- **TASK**:
What follows is a listing; give it again exactly, in its entirety.

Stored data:

==========

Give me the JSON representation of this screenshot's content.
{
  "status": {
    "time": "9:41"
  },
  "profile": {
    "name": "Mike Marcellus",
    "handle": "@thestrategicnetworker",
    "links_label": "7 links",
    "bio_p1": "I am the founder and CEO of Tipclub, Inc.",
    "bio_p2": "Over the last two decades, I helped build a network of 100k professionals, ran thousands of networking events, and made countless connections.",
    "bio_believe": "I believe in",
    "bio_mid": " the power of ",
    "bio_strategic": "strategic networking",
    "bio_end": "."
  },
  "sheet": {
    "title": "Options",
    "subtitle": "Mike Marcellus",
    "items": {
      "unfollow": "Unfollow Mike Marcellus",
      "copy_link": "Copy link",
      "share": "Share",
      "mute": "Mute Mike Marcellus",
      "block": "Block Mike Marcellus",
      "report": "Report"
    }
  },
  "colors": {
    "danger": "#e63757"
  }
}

==========

- **OUTPUT FOR THIS EXERCISE**:
Give me the JSON representation of this screenshot's content.
{
  "status": {
    "time": "9:41"
  },
  "profile": {
    "name": "Mike Marcellus",
    "handle": "@thestrategicnetworker",
    "links_label": "7 links",
    "bio_p1": "I am the founder and CEO of Tipclub, Inc.",
    "bio_p2": "Over the last two decades, I helped build a network of 100k professionals, ran thousands of networking events, and made countless connections.",
    "bio_believe": "I believe in",
    "bio_mid": " the power of ",
    "bio_strategic": "strategic networking",
    "bio_end": "."
  },
  "sheet": {
    "title": "Options",
    "subtitle": "Mike Marcellus",
    "items": {
      "unfollow": "Unfollow Mike Marcellus",
      "copy_link": "Copy link",
      "share": "Share",
      "mute": "Mute Mike Marcellus",
      "block": "Block Mike Marcellus",
      "report": "Report"
    }
  },
  "colors": {
    "danger": "#e63757"
  }
}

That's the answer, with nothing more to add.